### What is being asked
Quote word for word the lines starting at the line with "Give me a plain-text" and ending at the final line of the entries. Leave out any pictures.

Items listed in a dataset:

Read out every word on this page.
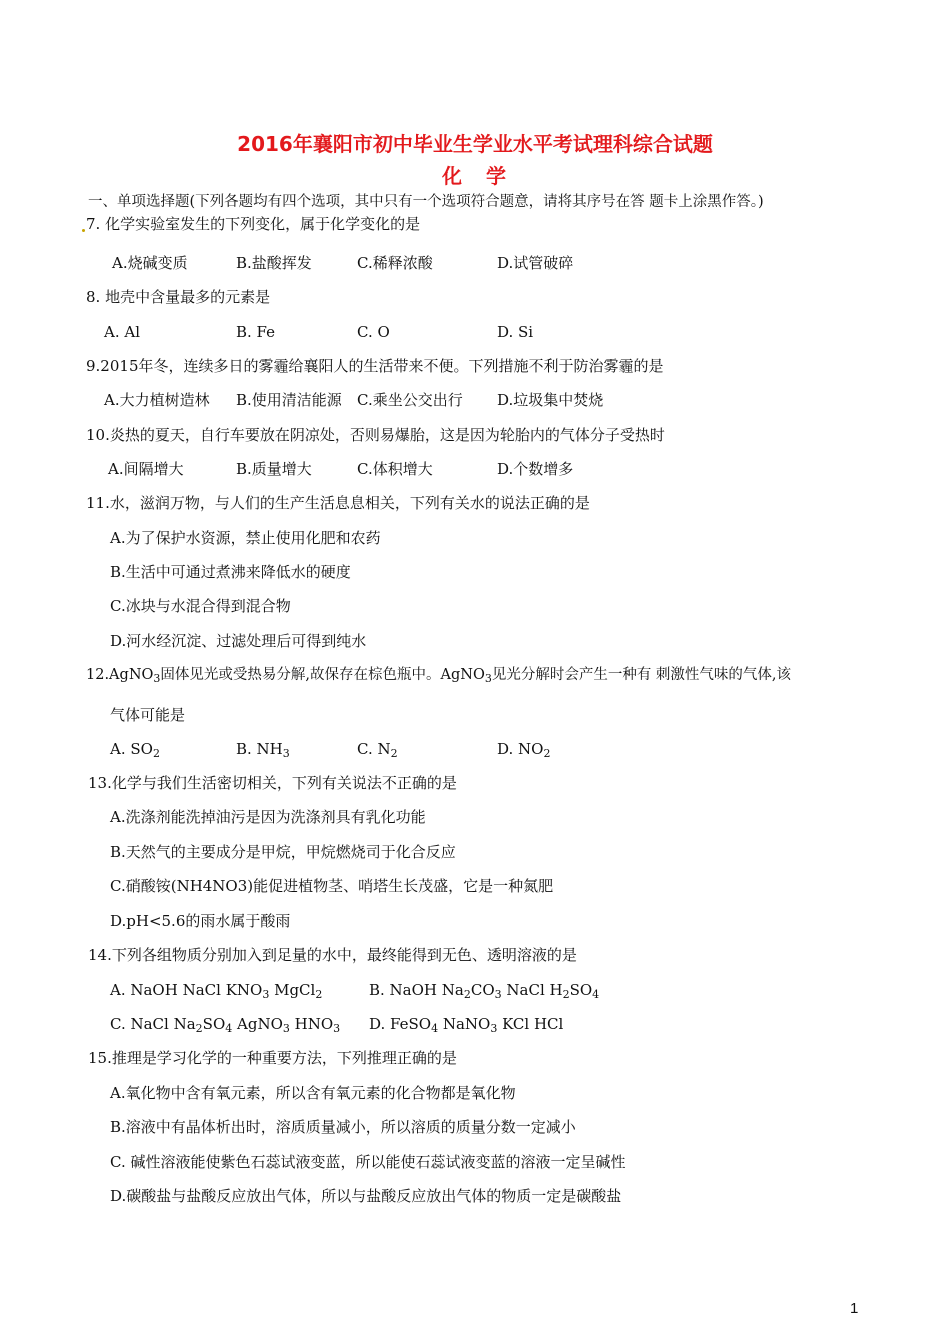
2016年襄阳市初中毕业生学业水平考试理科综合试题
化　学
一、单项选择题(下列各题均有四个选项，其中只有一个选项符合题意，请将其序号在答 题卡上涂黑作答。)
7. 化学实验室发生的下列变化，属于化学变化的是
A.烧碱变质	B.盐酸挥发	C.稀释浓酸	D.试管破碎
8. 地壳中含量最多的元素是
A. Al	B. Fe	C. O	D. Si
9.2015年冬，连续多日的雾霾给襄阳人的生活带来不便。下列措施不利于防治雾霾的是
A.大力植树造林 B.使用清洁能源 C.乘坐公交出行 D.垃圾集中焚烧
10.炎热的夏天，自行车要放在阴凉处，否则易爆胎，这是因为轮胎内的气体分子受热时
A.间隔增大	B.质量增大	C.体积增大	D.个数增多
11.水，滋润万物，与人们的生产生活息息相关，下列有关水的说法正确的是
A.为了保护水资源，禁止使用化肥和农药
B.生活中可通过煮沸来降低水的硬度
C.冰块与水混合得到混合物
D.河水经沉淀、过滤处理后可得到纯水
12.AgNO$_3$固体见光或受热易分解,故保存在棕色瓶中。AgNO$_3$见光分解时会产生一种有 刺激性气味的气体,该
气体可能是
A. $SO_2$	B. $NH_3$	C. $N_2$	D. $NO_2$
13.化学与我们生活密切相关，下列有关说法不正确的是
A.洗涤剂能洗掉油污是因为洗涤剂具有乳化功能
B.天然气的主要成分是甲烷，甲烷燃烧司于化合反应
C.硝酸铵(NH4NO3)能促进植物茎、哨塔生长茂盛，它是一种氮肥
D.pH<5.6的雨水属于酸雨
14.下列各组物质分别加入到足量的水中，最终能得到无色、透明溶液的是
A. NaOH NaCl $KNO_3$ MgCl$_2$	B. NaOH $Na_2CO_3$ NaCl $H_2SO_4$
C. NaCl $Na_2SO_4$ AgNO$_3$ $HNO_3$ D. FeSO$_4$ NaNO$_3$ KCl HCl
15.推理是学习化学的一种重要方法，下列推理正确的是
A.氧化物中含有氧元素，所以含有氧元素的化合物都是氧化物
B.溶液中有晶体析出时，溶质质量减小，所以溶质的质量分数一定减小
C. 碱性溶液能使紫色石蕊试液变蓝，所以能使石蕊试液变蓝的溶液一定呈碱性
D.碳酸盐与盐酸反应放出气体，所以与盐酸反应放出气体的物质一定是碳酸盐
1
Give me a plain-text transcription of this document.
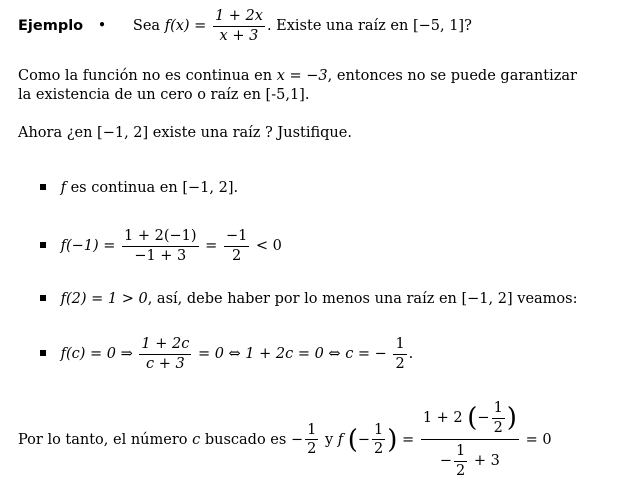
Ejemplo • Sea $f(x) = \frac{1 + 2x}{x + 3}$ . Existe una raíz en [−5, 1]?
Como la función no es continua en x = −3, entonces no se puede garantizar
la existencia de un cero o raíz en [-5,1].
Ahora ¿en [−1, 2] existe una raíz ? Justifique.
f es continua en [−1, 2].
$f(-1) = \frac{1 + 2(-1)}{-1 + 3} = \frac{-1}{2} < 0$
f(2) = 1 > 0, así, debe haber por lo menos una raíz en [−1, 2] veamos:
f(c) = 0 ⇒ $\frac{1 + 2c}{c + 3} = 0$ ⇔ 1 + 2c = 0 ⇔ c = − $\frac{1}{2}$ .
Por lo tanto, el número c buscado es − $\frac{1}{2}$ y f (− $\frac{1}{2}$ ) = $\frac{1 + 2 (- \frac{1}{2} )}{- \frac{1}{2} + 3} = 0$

### Output of the task
Give me a plain-text transcription of this document.
Ejemplo • Sea $f(x) = \frac{1 + 2x}{x + 3}$ . Existe una raíz en [−5, 1]?
Como la función no es continua en x = −3, entonces no se puede garantizar
la existencia de un cero o raíz en [-5,1].
Ahora ¿en [−1, 2] existe una raíz ? Justifique.
f es continua en [−1, 2].
$f(-1) = \frac{1 + 2(-1)}{-1 + 3} = \frac{-1}{2} < 0$
f(2) = 1 > 0, así, debe haber por lo menos una raíz en [−1, 2] veamos:
f(c) = 0 ⇒ $\frac{1 + 2c}{c + 3} = 0$ ⇔ 1 + 2c = 0 ⇔ c = − $\frac{1}{2}$ .
Por lo tanto, el número c buscado es − $\frac{1}{2}$ y f (− $\frac{1}{2}$ ) = $\frac{1 + 2 (- \frac{1}{2} )}{- \frac{1}{2} + 3} = 0$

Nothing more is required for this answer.